Data entries
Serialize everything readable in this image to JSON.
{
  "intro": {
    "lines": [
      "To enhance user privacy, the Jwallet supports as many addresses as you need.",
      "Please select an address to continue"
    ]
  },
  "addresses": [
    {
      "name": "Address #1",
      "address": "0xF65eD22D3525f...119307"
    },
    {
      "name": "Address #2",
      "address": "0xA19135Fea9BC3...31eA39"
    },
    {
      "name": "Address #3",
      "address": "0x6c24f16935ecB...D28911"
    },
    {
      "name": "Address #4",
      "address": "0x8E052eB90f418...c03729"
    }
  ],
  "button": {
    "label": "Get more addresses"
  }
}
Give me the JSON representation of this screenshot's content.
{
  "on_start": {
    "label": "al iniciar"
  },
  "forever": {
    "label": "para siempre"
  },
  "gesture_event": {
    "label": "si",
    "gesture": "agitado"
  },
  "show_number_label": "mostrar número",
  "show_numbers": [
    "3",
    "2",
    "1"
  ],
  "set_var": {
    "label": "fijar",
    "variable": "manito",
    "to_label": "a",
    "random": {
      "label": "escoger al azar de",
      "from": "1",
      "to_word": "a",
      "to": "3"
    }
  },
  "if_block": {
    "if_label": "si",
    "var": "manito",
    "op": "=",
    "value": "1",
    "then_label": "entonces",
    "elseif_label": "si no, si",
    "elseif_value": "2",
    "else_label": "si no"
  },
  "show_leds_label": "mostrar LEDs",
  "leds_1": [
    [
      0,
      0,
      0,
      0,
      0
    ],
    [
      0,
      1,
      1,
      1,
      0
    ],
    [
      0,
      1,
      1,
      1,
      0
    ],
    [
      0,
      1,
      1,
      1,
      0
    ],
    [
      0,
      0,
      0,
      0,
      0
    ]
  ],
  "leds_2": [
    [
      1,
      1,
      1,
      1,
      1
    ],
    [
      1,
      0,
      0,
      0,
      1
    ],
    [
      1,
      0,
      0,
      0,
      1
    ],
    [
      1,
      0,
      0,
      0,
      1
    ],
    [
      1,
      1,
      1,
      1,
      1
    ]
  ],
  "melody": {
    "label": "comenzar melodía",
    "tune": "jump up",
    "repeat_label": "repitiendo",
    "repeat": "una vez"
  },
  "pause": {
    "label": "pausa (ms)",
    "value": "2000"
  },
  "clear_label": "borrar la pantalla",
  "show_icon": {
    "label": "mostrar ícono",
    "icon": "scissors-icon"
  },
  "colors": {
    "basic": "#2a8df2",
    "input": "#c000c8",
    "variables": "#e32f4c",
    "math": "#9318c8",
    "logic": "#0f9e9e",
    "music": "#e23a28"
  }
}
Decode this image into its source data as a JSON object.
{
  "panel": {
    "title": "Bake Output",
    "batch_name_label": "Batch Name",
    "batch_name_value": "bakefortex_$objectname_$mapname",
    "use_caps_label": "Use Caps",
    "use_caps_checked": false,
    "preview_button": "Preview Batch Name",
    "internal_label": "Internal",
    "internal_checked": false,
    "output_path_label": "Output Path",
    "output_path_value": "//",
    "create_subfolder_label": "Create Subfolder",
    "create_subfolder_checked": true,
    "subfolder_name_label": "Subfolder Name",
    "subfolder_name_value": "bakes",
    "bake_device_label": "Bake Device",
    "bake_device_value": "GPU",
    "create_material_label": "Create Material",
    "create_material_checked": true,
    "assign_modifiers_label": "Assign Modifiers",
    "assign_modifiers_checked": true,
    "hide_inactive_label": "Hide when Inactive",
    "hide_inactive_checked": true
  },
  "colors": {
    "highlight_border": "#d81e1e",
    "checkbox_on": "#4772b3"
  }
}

▶ Required work
Extract the data exactly as given.

▶ Task result
Serialize everything readable in this image to JSON.
{
  "intro": {
    "lines": [
      "To enhance user privacy, the Jwallet supports as many addresses as you need.",
      "Please select an address to continue"
    ]
  },
  "addresses": [
    {
      "name": "Address #1",
      "address": "0xF65eD22D3525f...119307"
    },
    {
      "name": "Address #2",
      "address": "0xA19135Fea9BC3...31eA39"
    },
    {
      "name": "Address #3",
      "address": "0x6c24f16935ecB...D28911"
    },
    {
      "name": "Address #4",
      "address": "0x8E052eB90f418...c03729"
    }
  ],
  "button": {
    "label": "Get more addresses"
  }
}
Give me the JSON representation of this screenshot's content.
{
  "on_start": {
    "label": "al iniciar"
  },
  "forever": {
    "label": "para siempre"
  },
  "gesture_event": {
    "label": "si",
    "gesture": "agitado"
  },
  "show_number_label": "mostrar número",
  "show_numbers": [
    "3",
    "2",
    "1"
  ],
  "set_var": {
    "label": "fijar",
    "variable": "manito",
    "to_label": "a",
    "random": {
      "label": "escoger al azar de",
      "from": "1",
      "to_word": "a",
      "to": "3"
    }
  },
  "if_block": {
    "if_label": "si",
    "var": "manito",
    "op": "=",
    "value": "1",
    "then_label": "entonces",
    "elseif_label": "si no, si",
    "elseif_value": "2",
    "else_label": "si no"
  },
  "show_leds_label": "mostrar LEDs",
  "leds_1": [
    [
      0,
      0,
      0,
      0,
      0
    ],
    [
      0,
      1,
      1,
      1,
      0
    ],
    [
      0,
      1,
      1,
      1,
      0
    ],
    [
      0,
      1,
      1,
      1,
      0
    ],
    [
      0,
      0,
      0,
      0,
      0
    ]
  ],
  "leds_2": [
    [
      1,
      1,
      1,
      1,
      1
    ],
    [
      1,
      0,
      0,
      0,
      1
    ],
    [
      1,
      0,
      0,
      0,
      1
    ],
    [
      1,
      0,
      0,
      0,
      1
    ],
    [
      1,
      1,
      1,
      1,
      1
    ]
  ],
  "melody": {
    "label": "comenzar melodía",
    "tune": "jump up",
    "repeat_label": "repitiendo",
    "repeat": "una vez"
  },
  "pause": {
    "label": "pausa (ms)",
    "value": "2000"
  },
  "clear_label": "borrar la pantalla",
  "show_icon": {
    "label": "mostrar ícono",
    "icon": "scissors-icon"
  },
  "colors": {
    "basic": "#2a8df2",
    "input": "#c000c8",
    "variables": "#e32f4c",
    "math": "#9318c8",
    "logic": "#0f9e9e",
    "music": "#e23a28"
  }
}
Decode this image into its source data as a JSON object.
{
  "panel": {
    "title": "Bake Output",
    "batch_name_label": "Batch Name",
    "batch_name_value": "bakefortex_$objectname_$mapname",
    "use_caps_label": "Use Caps",
    "use_caps_checked": false,
    "preview_button": "Preview Batch Name",
    "internal_label": "Internal",
    "internal_checked": false,
    "output_path_label": "Output Path",
    "output_path_value": "//",
    "create_subfolder_label": "Create Subfolder",
    "create_subfolder_checked": true,
    "subfolder_name_label": "Subfolder Name",
    "subfolder_name_value": "bakes",
    "bake_device_label": "Bake Device",
    "bake_device_value": "GPU",
    "create_material_label": "Create Material",
    "create_material_checked": true,
    "assign_modifiers_label": "Assign Modifiers",
    "assign_modifiers_checked": true,
    "hide_inactive_label": "Hide when Inactive",
    "hide_inactive_checked": true
  },
  "colors": {
    "highlight_border": "#d81e1e",
    "checkbox_on": "#4772b3"
  }
}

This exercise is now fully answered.